▶ _How to complete this task_: Lines holding the word "Spain" must be located in the listing below and copied.

[Opening Supplied data section]

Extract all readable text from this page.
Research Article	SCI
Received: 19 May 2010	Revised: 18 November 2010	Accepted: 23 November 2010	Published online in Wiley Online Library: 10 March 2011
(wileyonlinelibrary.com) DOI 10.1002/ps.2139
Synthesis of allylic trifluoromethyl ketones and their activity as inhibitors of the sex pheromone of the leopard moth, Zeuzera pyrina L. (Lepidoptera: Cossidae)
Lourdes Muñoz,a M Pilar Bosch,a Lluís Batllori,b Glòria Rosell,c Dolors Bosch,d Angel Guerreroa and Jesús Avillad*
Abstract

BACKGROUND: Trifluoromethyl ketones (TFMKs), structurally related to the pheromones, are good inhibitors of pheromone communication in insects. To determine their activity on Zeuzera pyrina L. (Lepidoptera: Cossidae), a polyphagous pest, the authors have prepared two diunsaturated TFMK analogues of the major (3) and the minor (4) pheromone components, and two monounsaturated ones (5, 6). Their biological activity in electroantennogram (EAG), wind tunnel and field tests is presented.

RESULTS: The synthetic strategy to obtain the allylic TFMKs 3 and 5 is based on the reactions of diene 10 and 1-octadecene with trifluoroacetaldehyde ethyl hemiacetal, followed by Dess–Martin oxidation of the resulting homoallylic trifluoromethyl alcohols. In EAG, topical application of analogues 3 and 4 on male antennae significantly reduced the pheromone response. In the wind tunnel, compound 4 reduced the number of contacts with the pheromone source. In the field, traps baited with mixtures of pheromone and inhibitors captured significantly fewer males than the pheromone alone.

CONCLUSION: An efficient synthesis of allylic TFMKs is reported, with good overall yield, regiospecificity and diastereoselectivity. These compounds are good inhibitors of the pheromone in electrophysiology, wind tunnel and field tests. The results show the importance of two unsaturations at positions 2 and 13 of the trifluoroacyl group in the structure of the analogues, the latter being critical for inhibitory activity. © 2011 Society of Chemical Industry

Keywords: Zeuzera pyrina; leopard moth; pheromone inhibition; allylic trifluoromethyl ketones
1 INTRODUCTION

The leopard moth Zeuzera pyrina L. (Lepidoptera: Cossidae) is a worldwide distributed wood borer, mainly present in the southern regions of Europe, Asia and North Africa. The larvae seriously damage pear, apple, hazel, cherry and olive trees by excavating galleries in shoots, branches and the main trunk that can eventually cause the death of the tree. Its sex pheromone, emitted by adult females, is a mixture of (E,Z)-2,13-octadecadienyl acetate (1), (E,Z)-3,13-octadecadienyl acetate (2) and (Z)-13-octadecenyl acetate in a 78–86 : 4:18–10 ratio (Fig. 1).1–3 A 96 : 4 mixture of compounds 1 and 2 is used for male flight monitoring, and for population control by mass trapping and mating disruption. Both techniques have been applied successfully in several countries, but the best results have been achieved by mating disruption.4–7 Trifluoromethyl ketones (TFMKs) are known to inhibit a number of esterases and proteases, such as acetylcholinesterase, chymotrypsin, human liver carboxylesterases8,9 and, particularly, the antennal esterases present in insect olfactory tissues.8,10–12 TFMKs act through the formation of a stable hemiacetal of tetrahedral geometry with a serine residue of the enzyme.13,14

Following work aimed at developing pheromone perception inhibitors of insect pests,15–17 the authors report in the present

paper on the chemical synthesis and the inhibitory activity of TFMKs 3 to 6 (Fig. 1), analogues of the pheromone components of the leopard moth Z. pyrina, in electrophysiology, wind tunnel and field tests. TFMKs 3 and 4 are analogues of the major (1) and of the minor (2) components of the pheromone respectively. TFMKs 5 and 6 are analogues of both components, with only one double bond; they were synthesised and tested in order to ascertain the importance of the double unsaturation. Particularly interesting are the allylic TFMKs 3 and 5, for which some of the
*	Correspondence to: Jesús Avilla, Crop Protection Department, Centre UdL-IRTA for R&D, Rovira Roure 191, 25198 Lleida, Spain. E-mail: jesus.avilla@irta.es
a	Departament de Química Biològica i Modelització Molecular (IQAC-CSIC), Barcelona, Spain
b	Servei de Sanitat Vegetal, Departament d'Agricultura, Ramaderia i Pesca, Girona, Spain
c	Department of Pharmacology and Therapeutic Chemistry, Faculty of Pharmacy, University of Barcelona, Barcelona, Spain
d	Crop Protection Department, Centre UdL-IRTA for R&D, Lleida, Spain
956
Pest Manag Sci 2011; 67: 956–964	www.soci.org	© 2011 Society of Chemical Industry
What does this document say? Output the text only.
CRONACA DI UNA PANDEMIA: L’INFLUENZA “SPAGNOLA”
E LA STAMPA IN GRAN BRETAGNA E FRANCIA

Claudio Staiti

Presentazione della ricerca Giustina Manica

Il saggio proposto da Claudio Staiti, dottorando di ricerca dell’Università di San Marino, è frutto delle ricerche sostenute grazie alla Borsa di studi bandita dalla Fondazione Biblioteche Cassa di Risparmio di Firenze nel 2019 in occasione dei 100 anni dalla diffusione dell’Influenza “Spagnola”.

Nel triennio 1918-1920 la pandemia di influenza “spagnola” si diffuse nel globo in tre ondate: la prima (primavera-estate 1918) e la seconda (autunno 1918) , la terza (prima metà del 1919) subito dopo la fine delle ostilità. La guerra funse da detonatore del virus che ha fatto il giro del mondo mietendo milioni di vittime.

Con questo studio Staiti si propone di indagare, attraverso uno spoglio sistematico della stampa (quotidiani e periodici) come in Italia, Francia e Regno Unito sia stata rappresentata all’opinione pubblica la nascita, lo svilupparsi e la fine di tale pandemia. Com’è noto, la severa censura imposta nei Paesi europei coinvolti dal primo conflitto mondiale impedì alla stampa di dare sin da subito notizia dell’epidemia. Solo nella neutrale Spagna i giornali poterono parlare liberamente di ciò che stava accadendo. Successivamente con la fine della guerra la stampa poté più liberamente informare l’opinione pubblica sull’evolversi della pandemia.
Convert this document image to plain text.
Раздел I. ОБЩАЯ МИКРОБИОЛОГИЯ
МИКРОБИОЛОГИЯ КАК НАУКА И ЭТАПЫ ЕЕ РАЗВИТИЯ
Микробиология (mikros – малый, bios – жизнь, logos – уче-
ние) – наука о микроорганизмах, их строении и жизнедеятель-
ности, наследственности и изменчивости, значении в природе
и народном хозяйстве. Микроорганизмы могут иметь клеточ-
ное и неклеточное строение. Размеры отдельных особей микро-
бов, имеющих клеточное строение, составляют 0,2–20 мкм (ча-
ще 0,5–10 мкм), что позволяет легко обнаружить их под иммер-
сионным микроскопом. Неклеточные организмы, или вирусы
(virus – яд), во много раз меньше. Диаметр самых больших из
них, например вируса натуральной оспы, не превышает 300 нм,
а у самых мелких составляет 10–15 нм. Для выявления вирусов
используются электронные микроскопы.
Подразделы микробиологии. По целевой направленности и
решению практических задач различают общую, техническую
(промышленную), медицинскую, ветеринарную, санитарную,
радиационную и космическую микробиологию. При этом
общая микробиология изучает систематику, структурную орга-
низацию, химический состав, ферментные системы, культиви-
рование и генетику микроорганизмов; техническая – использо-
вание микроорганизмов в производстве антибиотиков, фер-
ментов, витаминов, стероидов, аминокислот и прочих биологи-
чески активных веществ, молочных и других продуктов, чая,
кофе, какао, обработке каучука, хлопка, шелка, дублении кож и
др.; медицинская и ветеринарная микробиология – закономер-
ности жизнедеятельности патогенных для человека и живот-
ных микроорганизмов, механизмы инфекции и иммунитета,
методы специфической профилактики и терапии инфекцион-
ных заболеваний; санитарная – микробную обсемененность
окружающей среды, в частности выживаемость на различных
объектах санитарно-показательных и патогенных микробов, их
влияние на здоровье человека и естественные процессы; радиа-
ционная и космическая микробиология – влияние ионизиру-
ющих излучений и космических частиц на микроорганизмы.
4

[Closing Supplied data section]

▶ _Output of the task_:
*	Correspondence to: Jesús Avilla, Crop Protection Department, Centre UdL-IRTA for R&D, Rovira Roure 191, 25198 Lleida, Spain. E-mail: jesus.avilla@irta.es
a	Departament de Química Biològica i Modelització Molecular (IQAC-CSIC), Barcelona, Spain
b	Servei de Sanitat Vegetal, Departament d'Agricultura, Ramaderia i Pesca, Girona, Spain
c	Department of Pharmacology and Therapeutic Chemistry, Faculty of Pharmacy, University of Barcelona, Barcelona, Spain
d	Crop Protection Department, Centre UdL-IRTA for R&D, Lleida, Spain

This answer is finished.